[Task directions] Gather up the lines that contain "vapor".

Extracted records
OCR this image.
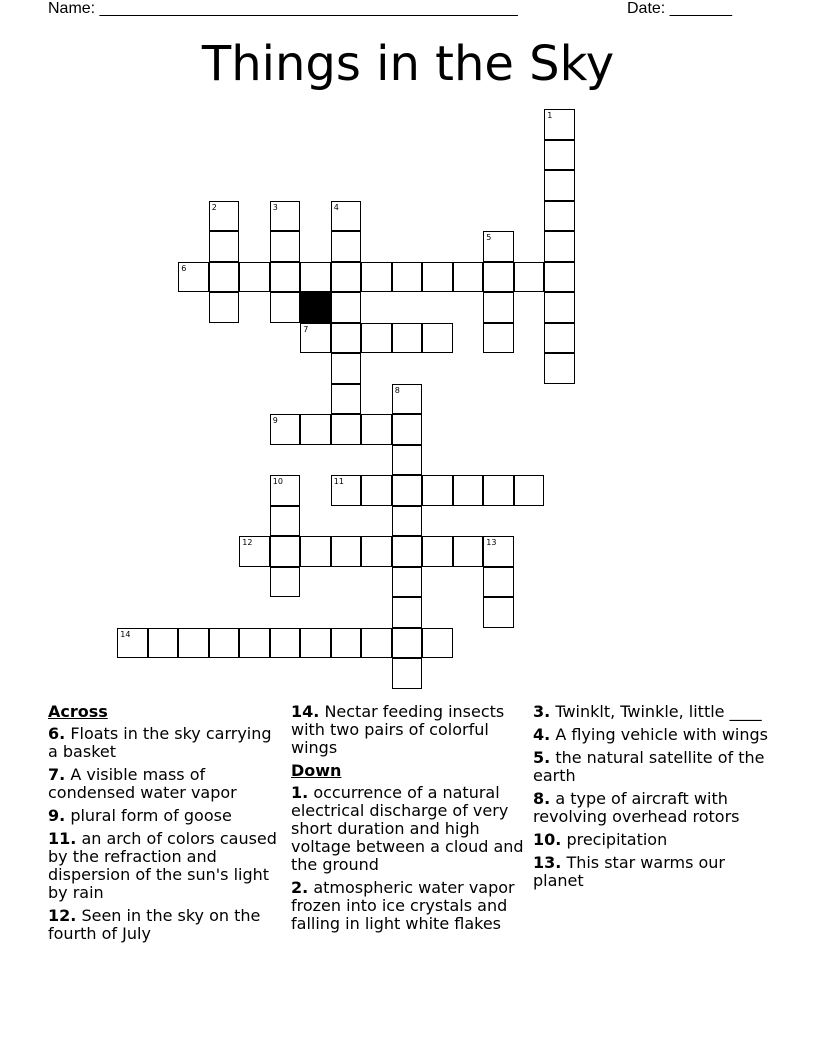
Name: _______________________________________________	Date: _______
Things in the Sky
6
7
9
11
12	13
14
1
2	3	4
5
8
10
Across
6. Floats in the sky carrying a basket
7. A visible mass of condensed water vapor
9. plural form of goose
11. an arch of colors caused by the refraction and dispersion of the sun's light by rain
12. Seen in the sky on the fourth of July
14. Nectar feeding insects with two pairs of colorful wings
Down
1. occurrence of a natural electrical discharge of very short duration and high voltage between a cloud and the ground
2. atmospheric water vapor frozen into ice crystals and falling in light white flakes
3. Twinklt, Twinkle, little ____
4. A flying vehicle with wings
5. the natural satellite of the earth
8. a type of aircraft with revolving overhead rotors
10. precipitation
13. This star warms our planet
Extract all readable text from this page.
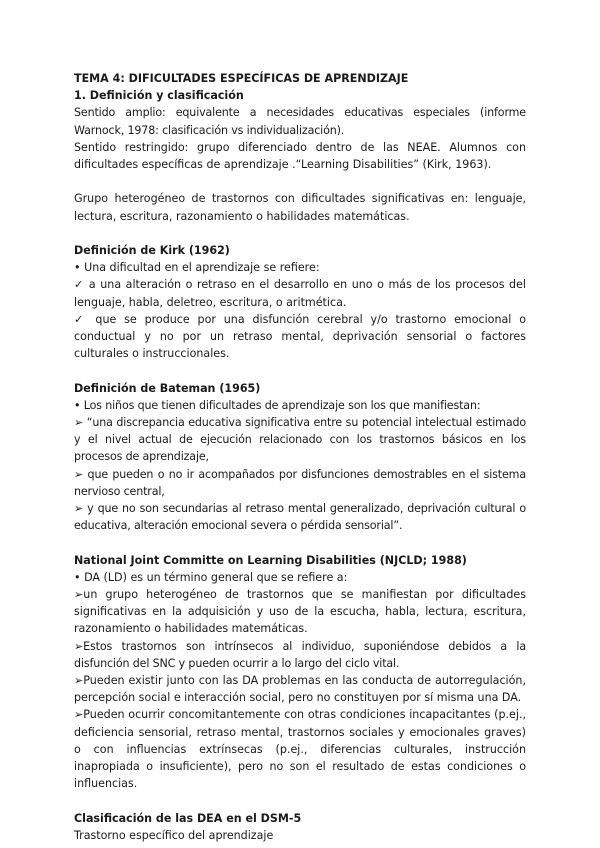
TEMA 4: DIFICULTADES ESPECÍFICAS DE APRENDIZAJE

1. Definición y clasificación

Sentido amplio: equivalente a necesidades educativas especiales (informe Warnock, 1978: clasificación vs individualización).

Sentido restringido: grupo diferenciado dentro de las NEAE. Alumnos con dificultades específicas de aprendizaje .“Learning Disabilities” (Kirk, 1963).

Grupo heterogéneo de trastornos con dificultades significativas en: lenguaje, lectura, escritura, razonamiento o habilidades matemáticas.

Definición de Kirk (1962)

• Una dificultad en el aprendizaje se refiere:

✓ a una alteración o retraso en el desarrollo en uno o más de los procesos del lenguaje, habla, deletreo, escritura, o aritmética.

✓ que se produce por una disfunción cerebral y/o trastorno emocional o conductual y no por un retraso mental, deprivación sensorial o factores culturales o instruccionales.

Definición de Bateman (1965)

• Los niños que tienen dificultades de aprendizaje son los que manifiestan:

➢ “una discrepancia educativa significativa entre su potencial intelectual estimado y el nivel actual de ejecución relacionado con los trastornos básicos en los procesos de aprendizaje,

➢ que pueden o no ir acompañados por disfunciones demostrables en el sistema nervioso central,

➢ y que no son secundarias al retraso mental generalizado, deprivación cultural o educativa, alteración emocional severa o pérdida sensorial”.

National Joint Committe on Learning Disabilities (NJCLD; 1988)

• DA (LD) es un término general que se refiere a:

➢un grupo heterogéneo de trastornos que se manifiestan por dificultades significativas en la adquisición y uso de la escucha, habla, lectura, escritura, razonamiento o habilidades matemáticas.

➢Estos trastornos son intrínsecos al individuo, suponiéndose debidos a la disfunción del SNC y pueden ocurrir a lo largo del ciclo vital.

➢Pueden existir junto con las DA problemas en las conducta de autorregulación, percepción social e interacción social, pero no constituyen por sí misma una DA.

➢Pueden ocurrir concomitantemente con otras condiciones incapacitantes (p.ej., deficiencia sensorial, retraso mental, trastornos sociales y emocionales graves) o con influencias extrínsecas (p.ej., diferencias culturales, instrucción inapropiada o insuficiente), pero no son el resultado de estas condiciones o influencias.

Clasificación de las DEA en el DSM-5

Trastorno específico del aprendizaje
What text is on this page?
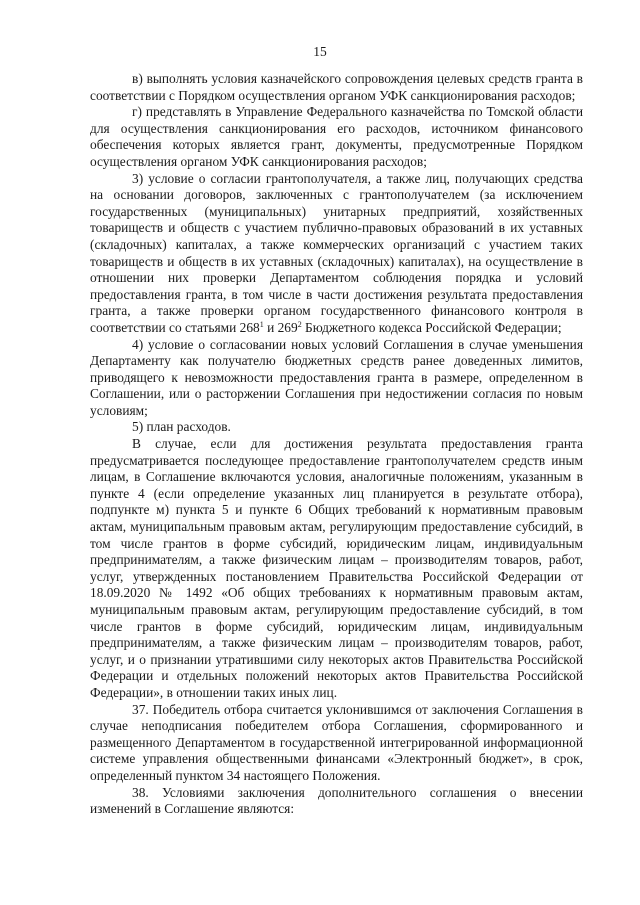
15

в) выполнять условия казначейского сопровождения целевых средств гранта в соответствии с Порядком осуществления органом УФК санкционирования расходов;

г) представлять в Управление Федерального казначейства по Томской области для осуществления санкционирования его расходов, источником финансового обеспечения которых является грант, документы, предусмотренные Порядком осуществления органом УФК санкционирования расходов;

3) условие о согласии грантополучателя, а также лиц, получающих средства на основании договоров, заключенных с грантополучателем (за исключением государственных (муниципальных) унитарных предприятий, хозяйственных товариществ и обществ с участием публично-правовых образований в их уставных (складочных) капиталах, а также коммерческих организаций с участием таких товариществ и обществ в их уставных (складочных) капиталах), на осуществление в отношении них проверки Департаментом соблюдения порядка и условий предоставления гранта, в том числе в части достижения результата предоставления гранта, а также проверки органом государственного финансового контроля в соответствии со статьями $268^1$ и $269^2$ Бюджетного кодекса Российской Федерации;

4) условие о согласовании новых условий Соглашения в случае уменьшения Департаменту как получателю бюджетных средств ранее доведенных лимитов, приводящего к невозможности предоставления гранта в размере, определенном в Соглашении, или о расторжении Соглашения при недостижении согласия по новым условиям;

5) план расходов.

В случае, если для достижения результата предоставления гранта предусматривается последующее предоставление грантополучателем средств иным лицам, в Соглашение включаются условия, аналогичные положениям, указанным в пункте 4 (если определение указанных лиц планируется в результате отбора), подпункте м) пункта 5 и пункте 6 Общих требований к нормативным правовым актам, муниципальным правовым актам, регулирующим предоставление субсидий, в том числе грантов в форме субсидий, юридическим лицам, индивидуальным предпринимателям, а также физическим лицам – производителям товаров, работ, услуг, утвержденных постановлением Правительства Российской Федерации от 18.09.2020 № 1492 «Об общих требованиях к нормативным правовым актам, муниципальным правовым актам, регулирующим предоставление субсидий, в том числе грантов в форме субсидий, юридическим лицам, индивидуальным предпринимателям, а также физическим лицам – производителям товаров, работ, услуг, и о признании утратившими силу некоторых актов Правительства Российской Федерации и отдельных положений некоторых актов Правительства Российской Федерации», в отношении таких иных лиц.

37. Победитель отбора считается уклонившимся от заключения Соглашения в случае неподписания победителем отбора Соглашения, сформированного и размещенного Департаментом в государственной интегрированной информационной системе управления общественными финансами «Электронный бюджет», в срок, определенный пунктом 34 настоящего Положения.

38. Условиями заключения дополнительного соглашения о внесении изменений в Соглашение являются:
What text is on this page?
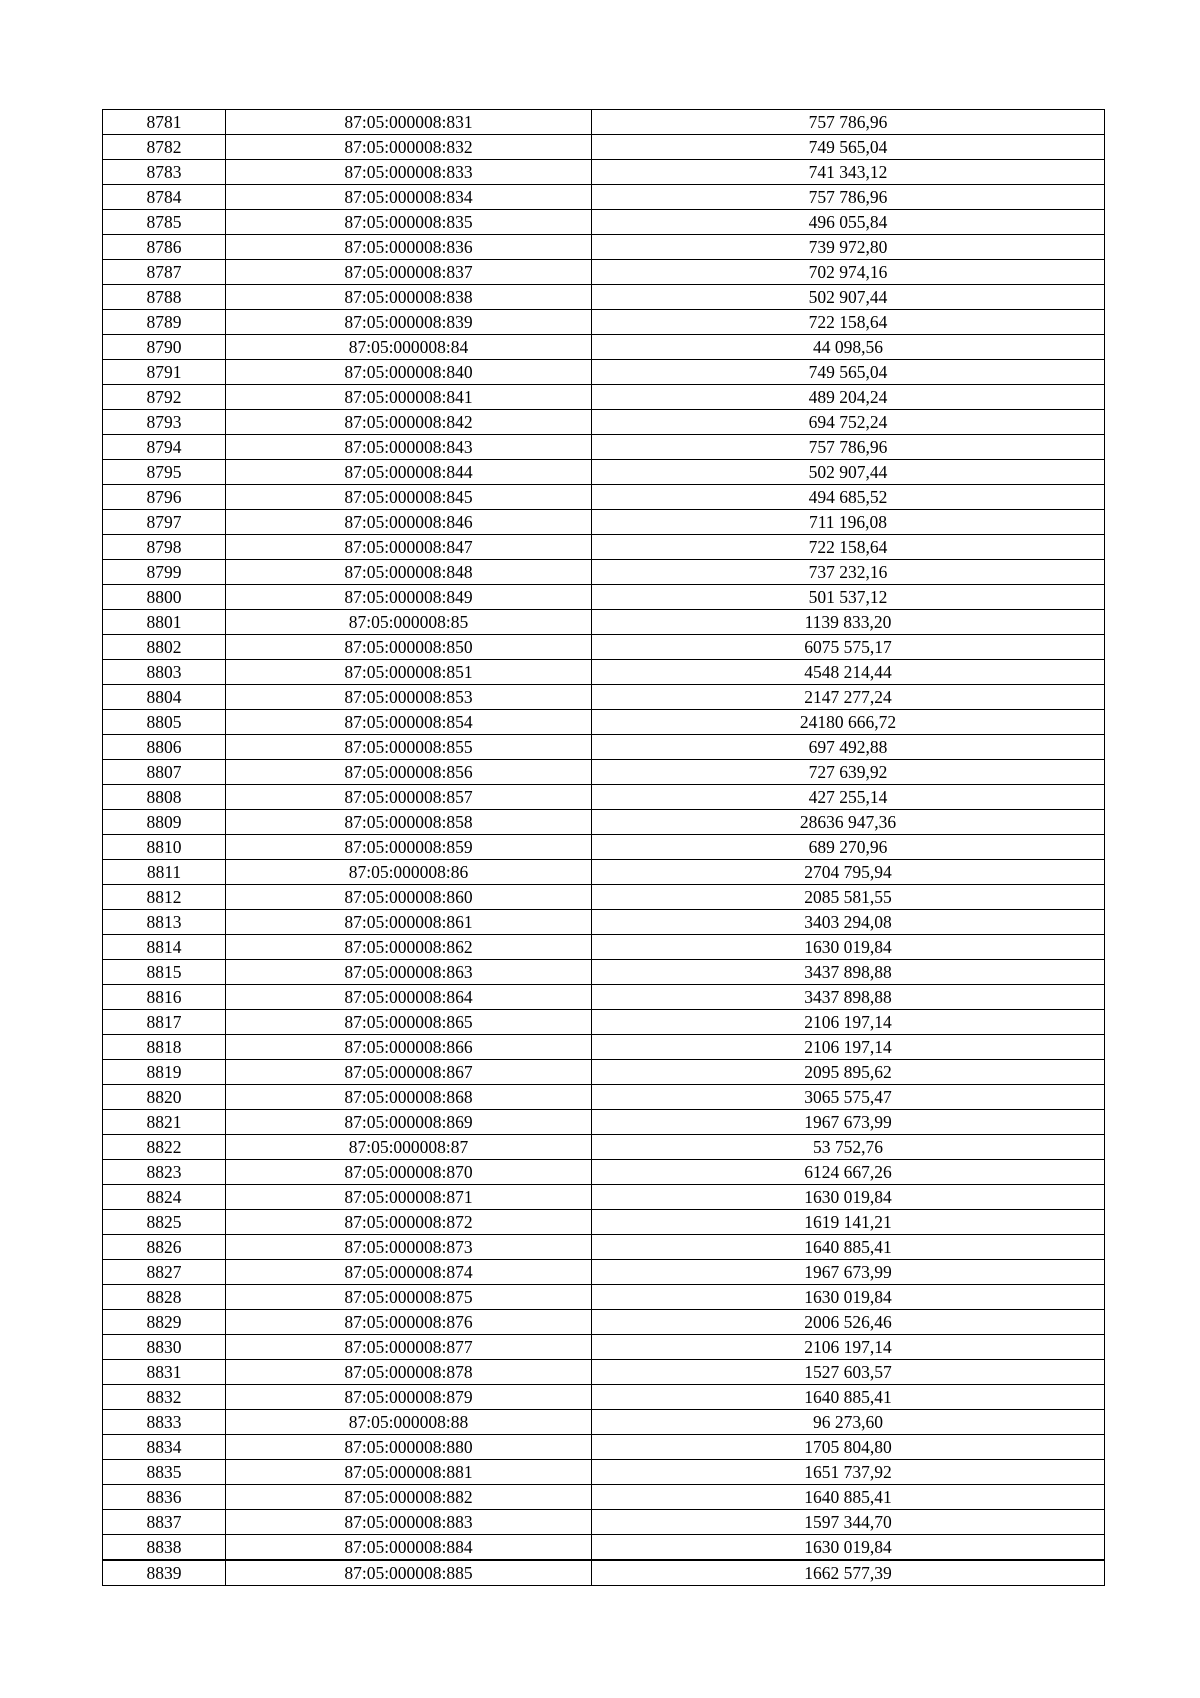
8781	87:05:000008:831	757 786,96
8782	87:05:000008:832	749 565,04
8783	87:05:000008:833	741 343,12
8784	87:05:000008:834	757 786,96
8785	87:05:000008:835	496 055,84
8786	87:05:000008:836	739 972,80
8787	87:05:000008:837	702 974,16
8788	87:05:000008:838	502 907,44
8789	87:05:000008:839	722 158,64
8790	87:05:000008:84	44 098,56
8791	87:05:000008:840	749 565,04
8792	87:05:000008:841	489 204,24
8793	87:05:000008:842	694 752,24
8794	87:05:000008:843	757 786,96
8795	87:05:000008:844	502 907,44
8796	87:05:000008:845	494 685,52
8797	87:05:000008:846	711 196,08
8798	87:05:000008:847	722 158,64
8799	87:05:000008:848	737 232,16
8800	87:05:000008:849	501 537,12
8801	87:05:000008:85	1139 833,20
8802	87:05:000008:850	6075 575,17
8803	87:05:000008:851	4548 214,44
8804	87:05:000008:853	2147 277,24
8805	87:05:000008:854	24180 666,72
8806	87:05:000008:855	697 492,88
8807	87:05:000008:856	727 639,92
8808	87:05:000008:857	427 255,14
8809	87:05:000008:858	28636 947,36
8810	87:05:000008:859	689 270,96
8811	87:05:000008:86	2704 795,94
8812	87:05:000008:860	2085 581,55
8813	87:05:000008:861	3403 294,08
8814	87:05:000008:862	1630 019,84
8815	87:05:000008:863	3437 898,88
8816	87:05:000008:864	3437 898,88
8817	87:05:000008:865	2106 197,14
8818	87:05:000008:866	2106 197,14
8819	87:05:000008:867	2095 895,62
8820	87:05:000008:868	3065 575,47
8821	87:05:000008:869	1967 673,99
8822	87:05:000008:87	53 752,76
8823	87:05:000008:870	6124 667,26
8824	87:05:000008:871	1630 019,84
8825	87:05:000008:872	1619 141,21
8826	87:05:000008:873	1640 885,41
8827	87:05:000008:874	1967 673,99
8828	87:05:000008:875	1630 019,84
8829	87:05:000008:876	2006 526,46
8830	87:05:000008:877	2106 197,14
8831	87:05:000008:878	1527 603,57
8832	87:05:000008:879	1640 885,41
8833	87:05:000008:88	96 273,60
8834	87:05:000008:880	1705 804,80
8835	87:05:000008:881	1651 737,92
8836	87:05:000008:882	1640 885,41
8837	87:05:000008:883	1597 344,70
8838	87:05:000008:884	1630 019,84
8839	87:05:000008:885	1662 577,39
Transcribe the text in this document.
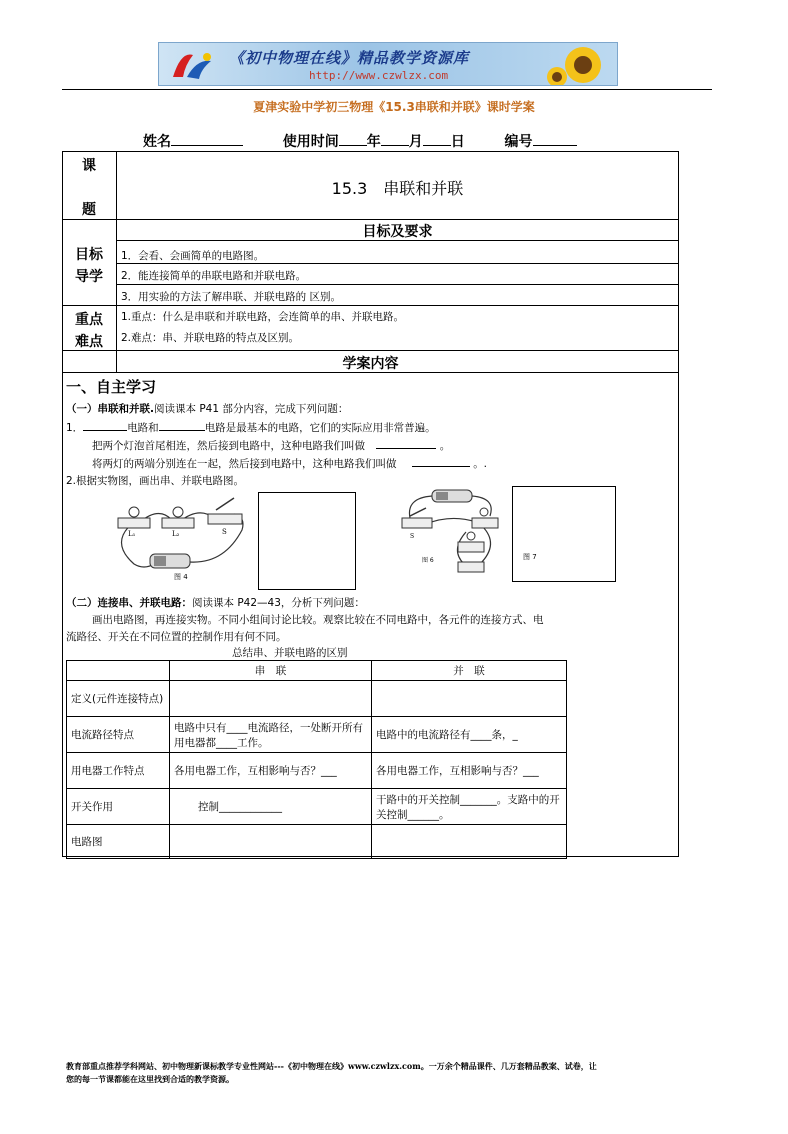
《初中物理在线》精品教学资源库
http://www.czwlzx.com
夏津实验中学初三物理《15.3串联和并联》课时学案
姓名	使用时间 年 月 日	编号
课
题
15.3　串联和并联
目标及要求
目标
导学
1．会看、会画简单的电路图。
2．能连接简单的串联电路和并联电路。
3．用实验的方法了解串联、并联电路的 区别。
重点
难点
1.重点：什么是串联和并联电路，会连简单的串、并联电路。
2.难点：串、并联电路的特点及区别。
学案内容
一、自主学习
（一）串联和并联.阅读课本 P41 部分内容，完成下列问题：
1．	电路和	电路是最基本的电路，它们的实际应用非常普遍。
把两个灯泡首尾相连，然后接到电路中，这种电路我们叫做	。
将两灯的两端分别连在一起，然后接到电路中，这种电路我们叫做	。.
2.根据实物图，画出串、并联电路图。
L₁	L₂	S
图 4
S
图 6	图 7
（二）连接串、并联电路：阅读课本 P42—43，分析下列问题：
画出电路图，再连接实物。不同小组间讨论比较。观察比较在不同电路中，各元件的连接方式、电
流路径、开关在不同位置的控制作用有何不同。
总结串、并联电路的区别
	串　联	并　联
定义(元件连接特点)		
电流路径特点	电路中只有____电流路径，一处断开所有用电器都____工作。	电路中的电流路径有____条，_
用电器工作特点	各用电器工作，互相影响与否？___	各用电器工作，互相影响与否？___
开关作用	控制____________	干路中的开关控制_______。支路中的开关控制______。
电路图		
教育部重点推荐学科网站、初中物理新课标教学专业性网站---《初中物理在线》www.czwlzx.com。一万余个精品课件、几万套精品教案、试卷，让
您的每一节课都能在这里找到合适的教学资源。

[Response below]
7. A visible mass of condensed water vapor
2. atmospheric water vapor frozen into ice crystals and falling in light white flakes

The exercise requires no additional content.